── Data
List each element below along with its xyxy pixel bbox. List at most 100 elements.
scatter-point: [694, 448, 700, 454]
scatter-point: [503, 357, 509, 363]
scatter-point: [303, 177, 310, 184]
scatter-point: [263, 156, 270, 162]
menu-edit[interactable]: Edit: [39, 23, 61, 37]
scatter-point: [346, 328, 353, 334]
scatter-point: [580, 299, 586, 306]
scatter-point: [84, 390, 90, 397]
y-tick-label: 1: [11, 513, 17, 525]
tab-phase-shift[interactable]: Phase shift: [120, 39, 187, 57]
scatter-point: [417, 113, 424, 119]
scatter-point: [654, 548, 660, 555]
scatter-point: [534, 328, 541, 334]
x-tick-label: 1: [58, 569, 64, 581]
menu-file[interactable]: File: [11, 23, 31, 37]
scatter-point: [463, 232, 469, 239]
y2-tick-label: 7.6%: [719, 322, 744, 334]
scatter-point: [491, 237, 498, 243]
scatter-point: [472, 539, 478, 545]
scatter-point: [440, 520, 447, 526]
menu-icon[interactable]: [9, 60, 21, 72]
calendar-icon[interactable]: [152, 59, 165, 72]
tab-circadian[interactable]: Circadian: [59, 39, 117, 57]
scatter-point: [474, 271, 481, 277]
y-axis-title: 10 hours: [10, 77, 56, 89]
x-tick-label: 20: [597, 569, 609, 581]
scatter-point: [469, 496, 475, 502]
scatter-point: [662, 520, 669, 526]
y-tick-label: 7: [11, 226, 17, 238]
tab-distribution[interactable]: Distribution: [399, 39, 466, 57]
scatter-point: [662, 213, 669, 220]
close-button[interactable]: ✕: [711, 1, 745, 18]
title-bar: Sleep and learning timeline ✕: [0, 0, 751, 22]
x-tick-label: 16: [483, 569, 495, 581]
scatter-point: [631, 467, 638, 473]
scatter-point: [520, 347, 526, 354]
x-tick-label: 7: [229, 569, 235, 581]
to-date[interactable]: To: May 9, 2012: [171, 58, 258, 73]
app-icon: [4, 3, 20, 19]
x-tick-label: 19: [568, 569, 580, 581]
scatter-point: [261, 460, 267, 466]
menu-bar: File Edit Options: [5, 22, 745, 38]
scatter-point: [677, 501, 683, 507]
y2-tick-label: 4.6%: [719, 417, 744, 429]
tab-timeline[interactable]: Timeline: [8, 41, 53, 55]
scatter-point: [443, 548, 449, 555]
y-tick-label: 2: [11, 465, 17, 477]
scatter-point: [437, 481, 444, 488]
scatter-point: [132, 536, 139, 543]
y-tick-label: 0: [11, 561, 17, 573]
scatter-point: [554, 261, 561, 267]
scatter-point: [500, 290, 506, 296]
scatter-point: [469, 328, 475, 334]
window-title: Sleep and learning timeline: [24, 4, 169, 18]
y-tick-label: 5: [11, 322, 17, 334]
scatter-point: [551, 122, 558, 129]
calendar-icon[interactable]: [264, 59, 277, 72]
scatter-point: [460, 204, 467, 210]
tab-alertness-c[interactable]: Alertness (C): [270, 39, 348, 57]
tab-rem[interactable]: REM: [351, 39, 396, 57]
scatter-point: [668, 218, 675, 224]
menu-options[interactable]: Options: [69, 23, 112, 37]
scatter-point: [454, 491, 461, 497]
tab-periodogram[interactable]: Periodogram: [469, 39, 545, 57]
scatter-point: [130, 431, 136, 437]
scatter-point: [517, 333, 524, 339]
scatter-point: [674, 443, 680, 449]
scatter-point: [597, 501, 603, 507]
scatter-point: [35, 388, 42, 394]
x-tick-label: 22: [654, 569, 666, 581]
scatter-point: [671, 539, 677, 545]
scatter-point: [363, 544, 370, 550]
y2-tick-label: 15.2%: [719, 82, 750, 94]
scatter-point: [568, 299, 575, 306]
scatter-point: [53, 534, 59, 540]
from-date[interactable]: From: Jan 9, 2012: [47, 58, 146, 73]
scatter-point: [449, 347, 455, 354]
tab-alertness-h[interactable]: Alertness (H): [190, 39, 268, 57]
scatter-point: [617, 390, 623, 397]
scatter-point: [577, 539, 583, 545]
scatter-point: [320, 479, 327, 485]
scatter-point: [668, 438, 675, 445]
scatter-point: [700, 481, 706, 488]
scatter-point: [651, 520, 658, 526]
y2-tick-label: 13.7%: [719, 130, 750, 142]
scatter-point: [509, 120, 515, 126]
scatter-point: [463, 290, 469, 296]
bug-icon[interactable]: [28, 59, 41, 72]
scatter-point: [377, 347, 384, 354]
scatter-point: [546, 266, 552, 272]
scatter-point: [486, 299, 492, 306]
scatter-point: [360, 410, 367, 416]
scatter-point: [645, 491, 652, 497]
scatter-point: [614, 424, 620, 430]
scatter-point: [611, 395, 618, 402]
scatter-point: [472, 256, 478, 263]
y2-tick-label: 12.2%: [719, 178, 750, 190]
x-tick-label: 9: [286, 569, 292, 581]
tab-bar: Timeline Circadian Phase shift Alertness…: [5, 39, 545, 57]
────
Exercise aim: Write out all of the data above again word for word, keeping every line in its original order.

Answer to this task:
List each element below along with its xyxy pixel bbox. List at most 100 elements.
scatter-point: [694, 448, 700, 454]
scatter-point: [503, 357, 509, 363]
scatter-point: [303, 177, 310, 184]
scatter-point: [263, 156, 270, 162]
menu-edit[interactable]: Edit: [39, 23, 61, 37]
scatter-point: [346, 328, 353, 334]
scatter-point: [580, 299, 586, 306]
scatter-point: [84, 390, 90, 397]
y-tick-label: 1: [11, 513, 17, 525]
tab-phase-shift[interactable]: Phase shift: [120, 39, 187, 57]
scatter-point: [417, 113, 424, 119]
scatter-point: [654, 548, 660, 555]
scatter-point: [534, 328, 541, 334]
x-tick-label: 1: [58, 569, 64, 581]
menu-file[interactable]: File: [11, 23, 31, 37]
scatter-point: [463, 232, 469, 239]
y2-tick-label: 7.6%: [719, 322, 744, 334]
scatter-point: [491, 237, 498, 243]
scatter-point: [472, 539, 478, 545]
scatter-point: [440, 520, 447, 526]
menu-icon[interactable]: [9, 60, 21, 72]
calendar-icon[interactable]: [152, 59, 165, 72]
tab-circadian[interactable]: Circadian: [59, 39, 117, 57]
scatter-point: [474, 271, 481, 277]
y-axis-title: 10 hours: [10, 77, 56, 89]
x-tick-label: 20: [597, 569, 609, 581]
scatter-point: [469, 496, 475, 502]
scatter-point: [662, 520, 669, 526]
y-tick-label: 7: [11, 226, 17, 238]
tab-distribution[interactable]: Distribution: [399, 39, 466, 57]
scatter-point: [662, 213, 669, 220]
close-button[interactable]: ✕: [711, 1, 745, 18]
title-bar: Sleep and learning timeline ✕: [0, 0, 751, 22]
x-tick-label: 16: [483, 569, 495, 581]
scatter-point: [631, 467, 638, 473]
scatter-point: [520, 347, 526, 354]
x-tick-label: 7: [229, 569, 235, 581]
to-date[interactable]: To: May 9, 2012: [171, 58, 258, 73]
app-icon: [4, 3, 20, 19]
x-tick-label: 19: [568, 569, 580, 581]
scatter-point: [261, 460, 267, 466]
menu-bar: File Edit Options: [5, 22, 745, 38]
scatter-point: [677, 501, 683, 507]
y2-tick-label: 4.6%: [719, 417, 744, 429]
tab-timeline[interactable]: Timeline: [8, 41, 53, 55]
scatter-point: [443, 548, 449, 555]
y-tick-label: 2: [11, 465, 17, 477]
scatter-point: [437, 481, 444, 488]
scatter-point: [132, 536, 139, 543]
y-tick-label: 0: [11, 561, 17, 573]
scatter-point: [554, 261, 561, 267]
scatter-point: [500, 290, 506, 296]
scatter-point: [469, 328, 475, 334]
window-title: Sleep and learning timeline: [24, 4, 169, 18]
y-tick-label: 5: [11, 322, 17, 334]
scatter-point: [551, 122, 558, 129]
calendar-icon[interactable]: [264, 59, 277, 72]
scatter-point: [460, 204, 467, 210]
tab-alertness-c[interactable]: Alertness (C): [270, 39, 348, 57]
tab-rem[interactable]: REM: [351, 39, 396, 57]
scatter-point: [668, 218, 675, 224]
menu-options[interactable]: Options: [69, 23, 112, 37]
scatter-point: [454, 491, 461, 497]
tab-periodogram[interactable]: Periodogram: [469, 39, 545, 57]
scatter-point: [130, 431, 136, 437]
scatter-point: [517, 333, 524, 339]
scatter-point: [674, 443, 680, 449]
scatter-point: [597, 501, 603, 507]
scatter-point: [35, 388, 42, 394]
x-tick-label: 22: [654, 569, 666, 581]
scatter-point: [671, 539, 677, 545]
scatter-point: [363, 544, 370, 550]
y2-tick-label: 15.2%: [719, 82, 750, 94]
scatter-point: [568, 299, 575, 306]
scatter-point: [53, 534, 59, 540]
from-date[interactable]: From: Jan 9, 2012: [47, 58, 146, 73]
scatter-point: [449, 347, 455, 354]
tab-alertness-h[interactable]: Alertness (H): [190, 39, 268, 57]
scatter-point: [617, 390, 623, 397]
scatter-point: [577, 539, 583, 545]
scatter-point: [320, 479, 327, 485]
scatter-point: [668, 438, 675, 445]
scatter-point: [700, 481, 706, 488]
scatter-point: [651, 520, 658, 526]
y2-tick-label: 13.7%: [719, 130, 750, 142]
scatter-point: [509, 120, 515, 126]
scatter-point: [463, 290, 469, 296]
bug-icon[interactable]: [28, 59, 41, 72]
scatter-point: [377, 347, 384, 354]
scatter-point: [546, 266, 552, 272]
scatter-point: [486, 299, 492, 306]
scatter-point: [360, 410, 367, 416]
scatter-point: [645, 491, 652, 497]
scatter-point: [614, 424, 620, 430]
scatter-point: [611, 395, 618, 402]
scatter-point: [472, 256, 478, 263]
y2-tick-label: 12.2%: [719, 178, 750, 190]
x-tick-label: 9: [286, 569, 292, 581]
tab-bar: Timeline Circadian Phase shift Alertness…: [5, 39, 545, 57]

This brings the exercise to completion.